# Task prompt:
With pictures omitted, copy exactly the lines from the one containing "What text is on this page?" through the end of the records below.

[Saved entries]

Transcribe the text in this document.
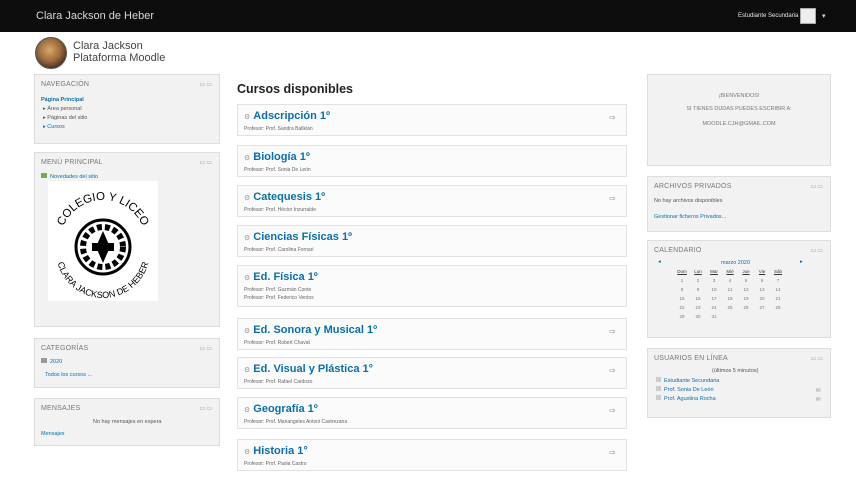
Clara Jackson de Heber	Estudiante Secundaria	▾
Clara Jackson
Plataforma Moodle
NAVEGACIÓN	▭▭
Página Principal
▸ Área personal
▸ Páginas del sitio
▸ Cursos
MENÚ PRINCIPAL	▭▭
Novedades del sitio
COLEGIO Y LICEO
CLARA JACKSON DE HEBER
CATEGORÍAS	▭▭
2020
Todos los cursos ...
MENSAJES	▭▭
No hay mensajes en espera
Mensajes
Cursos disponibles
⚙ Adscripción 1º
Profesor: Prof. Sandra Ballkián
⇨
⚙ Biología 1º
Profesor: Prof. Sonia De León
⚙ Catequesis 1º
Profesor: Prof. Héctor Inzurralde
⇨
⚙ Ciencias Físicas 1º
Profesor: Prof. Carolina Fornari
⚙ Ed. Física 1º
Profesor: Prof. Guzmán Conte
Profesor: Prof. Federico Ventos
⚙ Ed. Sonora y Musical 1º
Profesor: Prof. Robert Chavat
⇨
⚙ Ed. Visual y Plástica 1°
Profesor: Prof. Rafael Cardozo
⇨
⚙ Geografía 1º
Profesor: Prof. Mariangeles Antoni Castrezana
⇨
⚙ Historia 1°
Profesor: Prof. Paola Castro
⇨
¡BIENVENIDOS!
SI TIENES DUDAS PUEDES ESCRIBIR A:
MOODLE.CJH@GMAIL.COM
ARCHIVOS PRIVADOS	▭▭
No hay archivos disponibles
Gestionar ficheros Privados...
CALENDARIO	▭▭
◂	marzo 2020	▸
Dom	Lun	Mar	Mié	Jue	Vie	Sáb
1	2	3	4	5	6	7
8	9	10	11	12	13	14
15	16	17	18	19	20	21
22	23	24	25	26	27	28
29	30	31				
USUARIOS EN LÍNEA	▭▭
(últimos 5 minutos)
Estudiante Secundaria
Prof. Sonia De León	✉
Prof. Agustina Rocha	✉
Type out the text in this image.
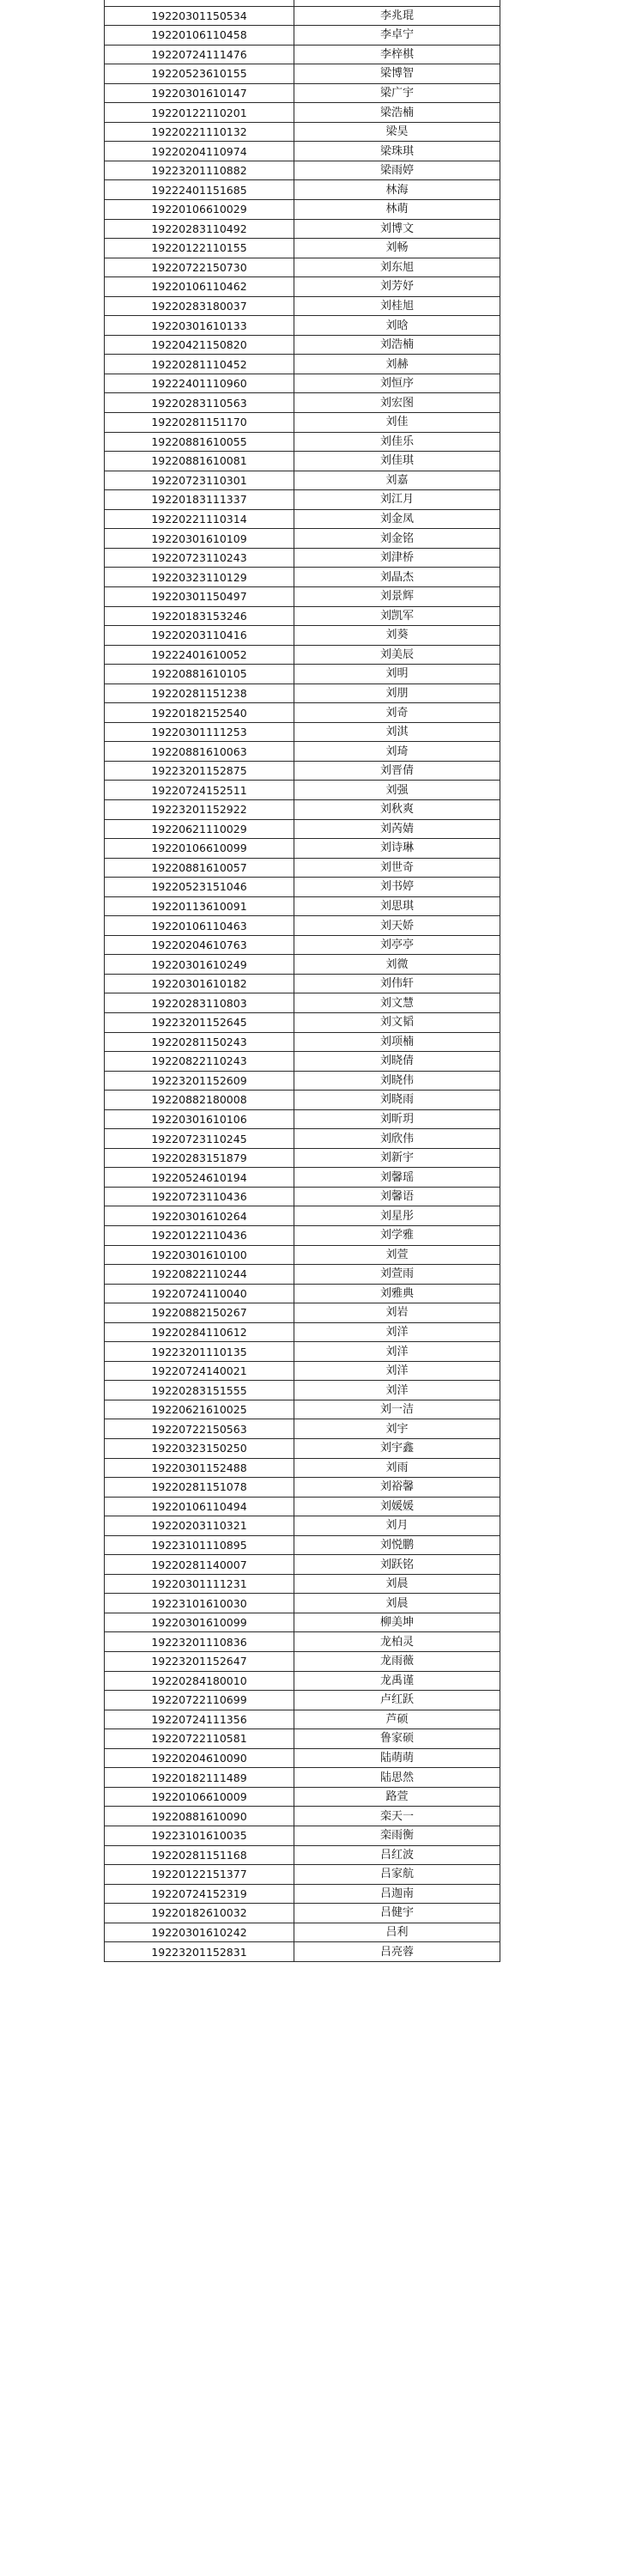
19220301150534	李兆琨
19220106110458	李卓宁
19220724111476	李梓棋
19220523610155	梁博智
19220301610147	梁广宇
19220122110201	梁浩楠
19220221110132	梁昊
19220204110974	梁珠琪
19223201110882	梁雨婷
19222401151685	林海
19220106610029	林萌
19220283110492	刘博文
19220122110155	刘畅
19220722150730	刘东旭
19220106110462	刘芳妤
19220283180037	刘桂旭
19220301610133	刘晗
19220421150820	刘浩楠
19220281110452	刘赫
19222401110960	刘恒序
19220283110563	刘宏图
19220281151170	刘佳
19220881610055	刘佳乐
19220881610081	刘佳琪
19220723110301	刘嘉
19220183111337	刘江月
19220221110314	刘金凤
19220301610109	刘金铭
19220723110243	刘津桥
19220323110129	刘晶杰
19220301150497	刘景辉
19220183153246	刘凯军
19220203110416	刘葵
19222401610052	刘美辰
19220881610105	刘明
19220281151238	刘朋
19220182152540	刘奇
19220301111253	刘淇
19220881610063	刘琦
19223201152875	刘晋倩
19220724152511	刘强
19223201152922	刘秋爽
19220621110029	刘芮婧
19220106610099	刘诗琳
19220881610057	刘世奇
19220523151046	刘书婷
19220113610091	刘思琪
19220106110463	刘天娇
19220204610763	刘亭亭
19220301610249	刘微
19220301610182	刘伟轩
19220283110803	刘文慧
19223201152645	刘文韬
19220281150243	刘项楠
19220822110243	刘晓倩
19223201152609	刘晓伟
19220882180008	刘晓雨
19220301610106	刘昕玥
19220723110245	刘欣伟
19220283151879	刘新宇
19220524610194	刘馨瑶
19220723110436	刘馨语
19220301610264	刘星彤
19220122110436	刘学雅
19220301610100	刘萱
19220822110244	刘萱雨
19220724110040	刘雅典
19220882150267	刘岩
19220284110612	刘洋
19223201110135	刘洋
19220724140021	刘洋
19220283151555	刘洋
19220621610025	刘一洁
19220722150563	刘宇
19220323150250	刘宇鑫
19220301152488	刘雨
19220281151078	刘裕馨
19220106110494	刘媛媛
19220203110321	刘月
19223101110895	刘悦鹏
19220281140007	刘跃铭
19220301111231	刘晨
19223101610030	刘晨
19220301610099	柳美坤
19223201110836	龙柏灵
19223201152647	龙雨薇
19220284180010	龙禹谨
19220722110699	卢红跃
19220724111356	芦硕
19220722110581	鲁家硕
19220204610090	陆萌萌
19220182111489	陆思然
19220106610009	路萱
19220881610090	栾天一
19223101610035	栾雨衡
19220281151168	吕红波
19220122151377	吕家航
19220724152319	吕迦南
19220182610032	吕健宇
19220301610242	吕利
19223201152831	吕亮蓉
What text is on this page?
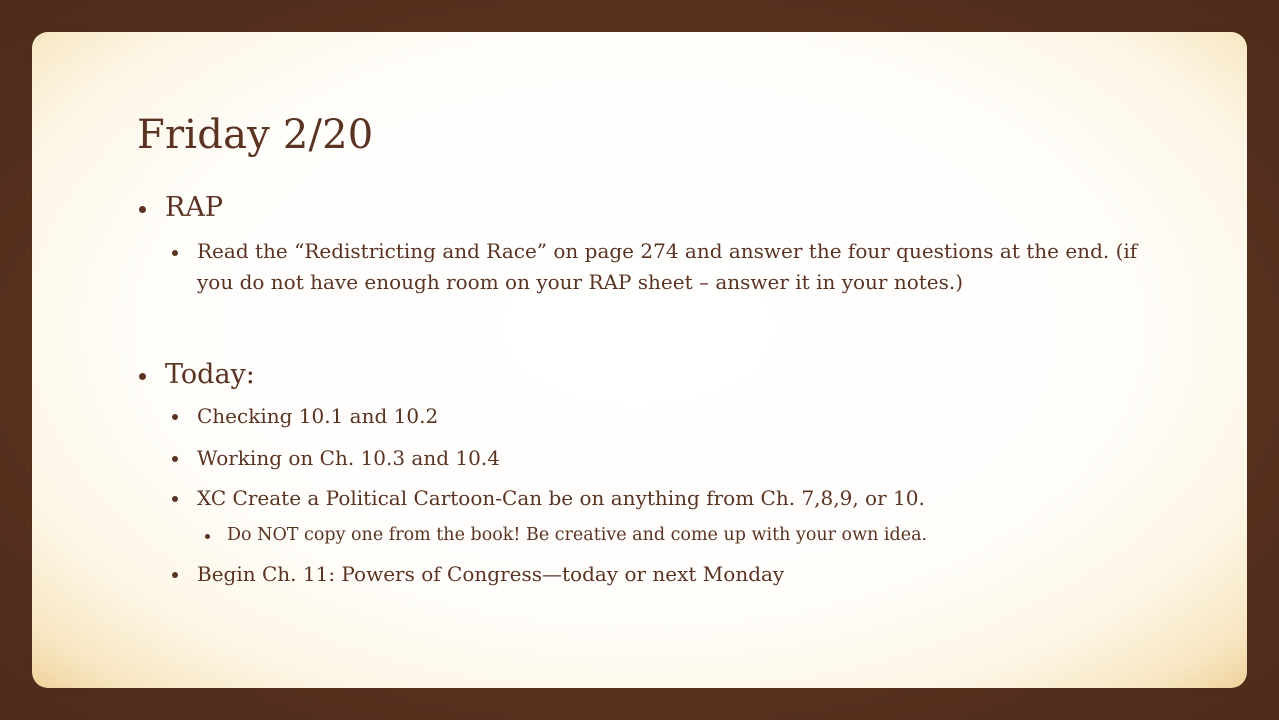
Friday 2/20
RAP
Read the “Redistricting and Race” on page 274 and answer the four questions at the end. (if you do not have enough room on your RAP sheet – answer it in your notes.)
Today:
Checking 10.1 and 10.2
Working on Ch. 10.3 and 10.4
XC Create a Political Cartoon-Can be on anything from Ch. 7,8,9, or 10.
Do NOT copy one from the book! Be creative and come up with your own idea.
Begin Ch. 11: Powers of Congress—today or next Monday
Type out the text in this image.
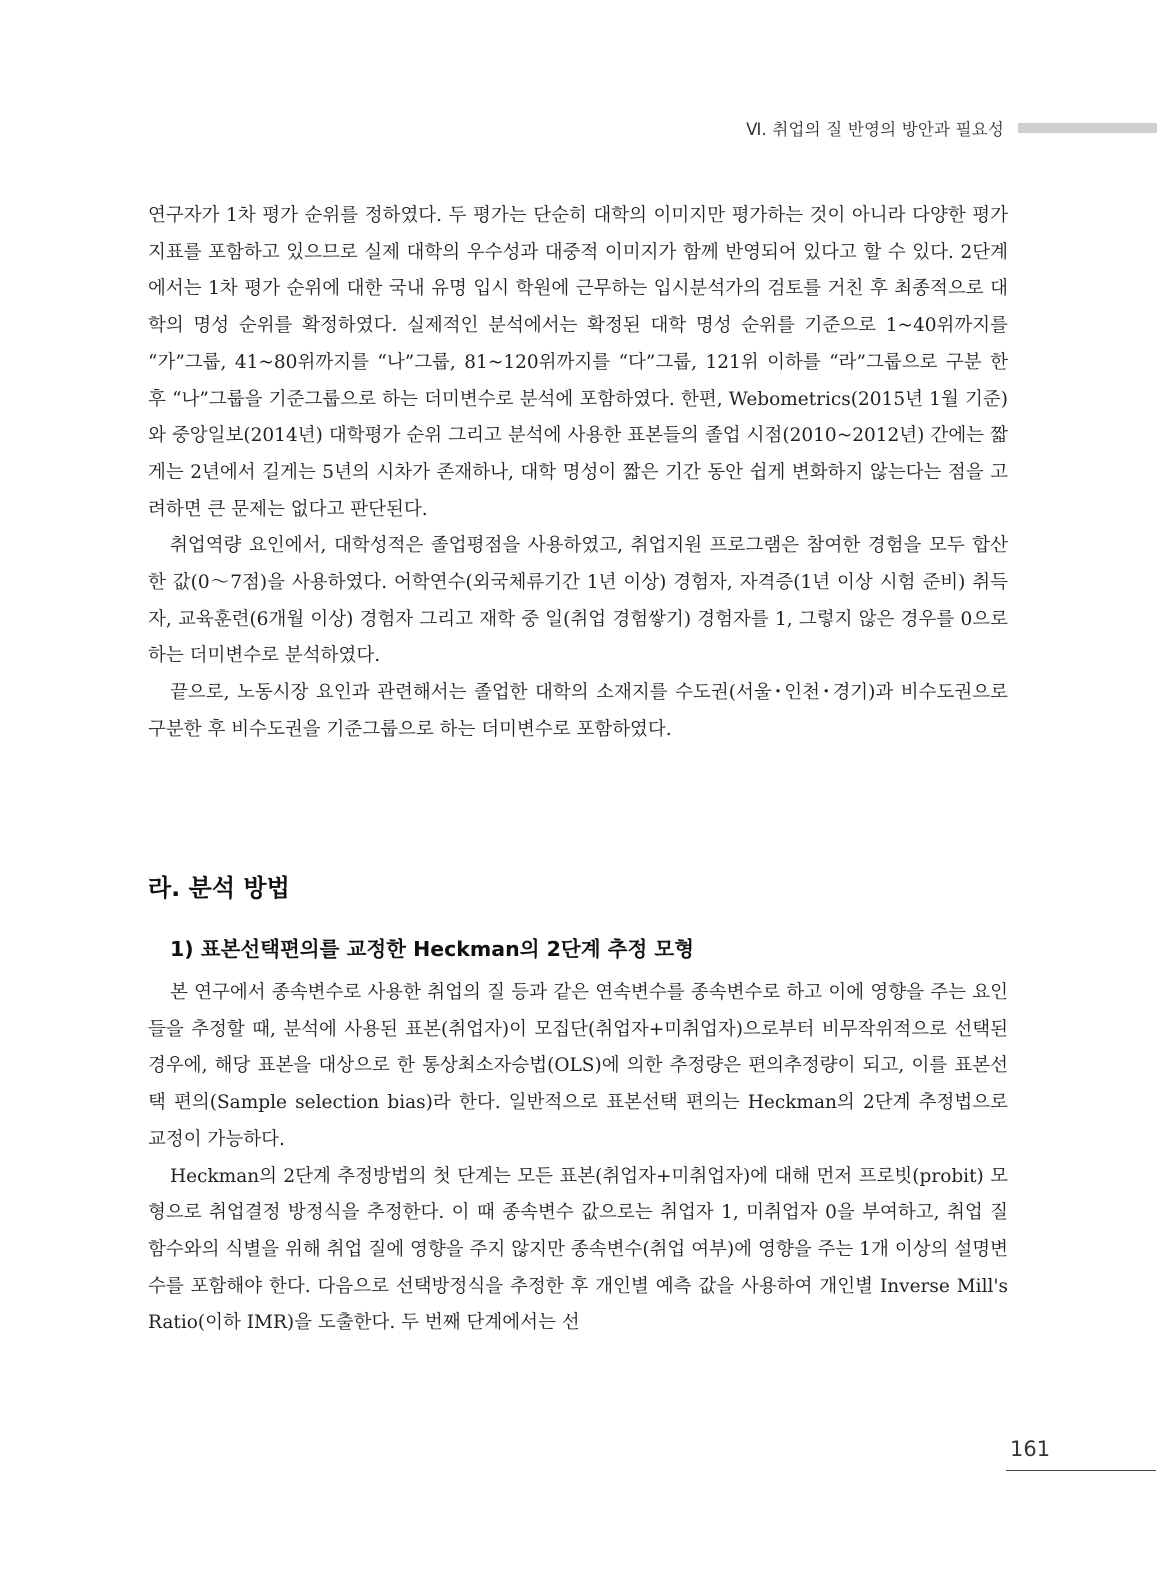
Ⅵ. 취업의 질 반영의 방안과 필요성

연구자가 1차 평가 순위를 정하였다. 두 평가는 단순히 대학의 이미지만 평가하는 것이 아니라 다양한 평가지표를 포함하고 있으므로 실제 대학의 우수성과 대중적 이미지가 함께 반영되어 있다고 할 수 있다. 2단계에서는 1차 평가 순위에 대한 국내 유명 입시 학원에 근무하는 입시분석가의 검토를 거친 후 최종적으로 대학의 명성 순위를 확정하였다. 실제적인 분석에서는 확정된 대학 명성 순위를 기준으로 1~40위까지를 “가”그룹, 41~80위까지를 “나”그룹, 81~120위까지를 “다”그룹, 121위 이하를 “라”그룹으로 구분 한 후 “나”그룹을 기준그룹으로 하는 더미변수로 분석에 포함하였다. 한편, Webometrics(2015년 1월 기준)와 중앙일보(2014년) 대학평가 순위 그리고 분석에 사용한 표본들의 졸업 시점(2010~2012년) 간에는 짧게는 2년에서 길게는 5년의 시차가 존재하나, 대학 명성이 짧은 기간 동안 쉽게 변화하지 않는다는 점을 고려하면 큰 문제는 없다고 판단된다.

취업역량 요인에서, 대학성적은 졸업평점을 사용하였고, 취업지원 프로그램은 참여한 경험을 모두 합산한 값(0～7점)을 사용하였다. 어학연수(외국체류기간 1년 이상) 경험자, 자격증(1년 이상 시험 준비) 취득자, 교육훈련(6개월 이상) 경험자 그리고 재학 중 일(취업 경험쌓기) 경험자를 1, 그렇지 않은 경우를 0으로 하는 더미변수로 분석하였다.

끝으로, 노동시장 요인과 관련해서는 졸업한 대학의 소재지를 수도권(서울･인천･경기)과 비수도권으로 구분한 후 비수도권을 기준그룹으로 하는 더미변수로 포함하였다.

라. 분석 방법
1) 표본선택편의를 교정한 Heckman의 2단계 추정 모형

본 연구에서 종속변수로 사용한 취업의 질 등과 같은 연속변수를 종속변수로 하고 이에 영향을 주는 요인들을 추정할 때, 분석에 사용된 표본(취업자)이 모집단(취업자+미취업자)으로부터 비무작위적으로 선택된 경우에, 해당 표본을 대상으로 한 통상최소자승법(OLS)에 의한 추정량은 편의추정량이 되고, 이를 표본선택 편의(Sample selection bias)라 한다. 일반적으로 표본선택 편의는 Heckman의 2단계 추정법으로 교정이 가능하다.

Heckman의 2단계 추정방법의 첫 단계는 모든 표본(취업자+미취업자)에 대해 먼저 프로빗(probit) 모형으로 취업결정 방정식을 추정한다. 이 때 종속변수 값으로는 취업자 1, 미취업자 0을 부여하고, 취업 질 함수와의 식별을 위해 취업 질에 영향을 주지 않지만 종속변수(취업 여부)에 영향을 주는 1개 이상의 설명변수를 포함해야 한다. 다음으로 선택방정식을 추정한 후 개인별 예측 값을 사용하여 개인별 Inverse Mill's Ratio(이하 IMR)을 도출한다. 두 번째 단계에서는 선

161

# Solution:
What text is on this page?
Friday 2/20
RAP
Read the “Redistricting and Race” on page 274 and answer the four questions at the end. (if you do not have enough room on your RAP sheet – answer it in your notes.)
Today:
Checking 10.1 and 10.2
Working on Ch. 10.3 and 10.4
XC Create a Political Cartoon-Can be on anything from Ch. 7,8,9, or 10.
Do NOT copy one from the book! Be creative and come up with your own idea.
Begin Ch. 11: Powers of Congress—today or next Monday
Type out the text in this image.
Ⅵ. 취업의 질 반영의 방안과 필요성

연구자가 1차 평가 순위를 정하였다. 두 평가는 단순히 대학의 이미지만 평가하는 것이 아니라 다양한 평가지표를 포함하고 있으므로 실제 대학의 우수성과 대중적 이미지가 함께 반영되어 있다고 할 수 있다. 2단계에서는 1차 평가 순위에 대한 국내 유명 입시 학원에 근무하는 입시분석가의 검토를 거친 후 최종적으로 대학의 명성 순위를 확정하였다. 실제적인 분석에서는 확정된 대학 명성 순위를 기준으로 1~40위까지를 “가”그룹, 41~80위까지를 “나”그룹, 81~120위까지를 “다”그룹, 121위 이하를 “라”그룹으로 구분 한 후 “나”그룹을 기준그룹으로 하는 더미변수로 분석에 포함하였다. 한편, Webometrics(2015년 1월 기준)와 중앙일보(2014년) 대학평가 순위 그리고 분석에 사용한 표본들의 졸업 시점(2010~2012년) 간에는 짧게는 2년에서 길게는 5년의 시차가 존재하나, 대학 명성이 짧은 기간 동안 쉽게 변화하지 않는다는 점을 고려하면 큰 문제는 없다고 판단된다.

취업역량 요인에서, 대학성적은 졸업평점을 사용하였고, 취업지원 프로그램은 참여한 경험을 모두 합산한 값(0～7점)을 사용하였다. 어학연수(외국체류기간 1년 이상) 경험자, 자격증(1년 이상 시험 준비) 취득자, 교육훈련(6개월 이상) 경험자 그리고 재학 중 일(취업 경험쌓기) 경험자를 1, 그렇지 않은 경우를 0으로 하는 더미변수로 분석하였다.

끝으로, 노동시장 요인과 관련해서는 졸업한 대학의 소재지를 수도권(서울･인천･경기)과 비수도권으로 구분한 후 비수도권을 기준그룹으로 하는 더미변수로 포함하였다.

라. 분석 방법
1) 표본선택편의를 교정한 Heckman의 2단계 추정 모형

본 연구에서 종속변수로 사용한 취업의 질 등과 같은 연속변수를 종속변수로 하고 이에 영향을 주는 요인들을 추정할 때, 분석에 사용된 표본(취업자)이 모집단(취업자+미취업자)으로부터 비무작위적으로 선택된 경우에, 해당 표본을 대상으로 한 통상최소자승법(OLS)에 의한 추정량은 편의추정량이 되고, 이를 표본선택 편의(Sample selection bias)라 한다. 일반적으로 표본선택 편의는 Heckman의 2단계 추정법으로 교정이 가능하다.

Heckman의 2단계 추정방법의 첫 단계는 모든 표본(취업자+미취업자)에 대해 먼저 프로빗(probit) 모형으로 취업결정 방정식을 추정한다. 이 때 종속변수 값으로는 취업자 1, 미취업자 0을 부여하고, 취업 질 함수와의 식별을 위해 취업 질에 영향을 주지 않지만 종속변수(취업 여부)에 영향을 주는 1개 이상의 설명변수를 포함해야 한다. 다음으로 선택방정식을 추정한 후 개인별 예측 값을 사용하여 개인별 Inverse Mill's Ratio(이하 IMR)을 도출한다. 두 번째 단계에서는 선

161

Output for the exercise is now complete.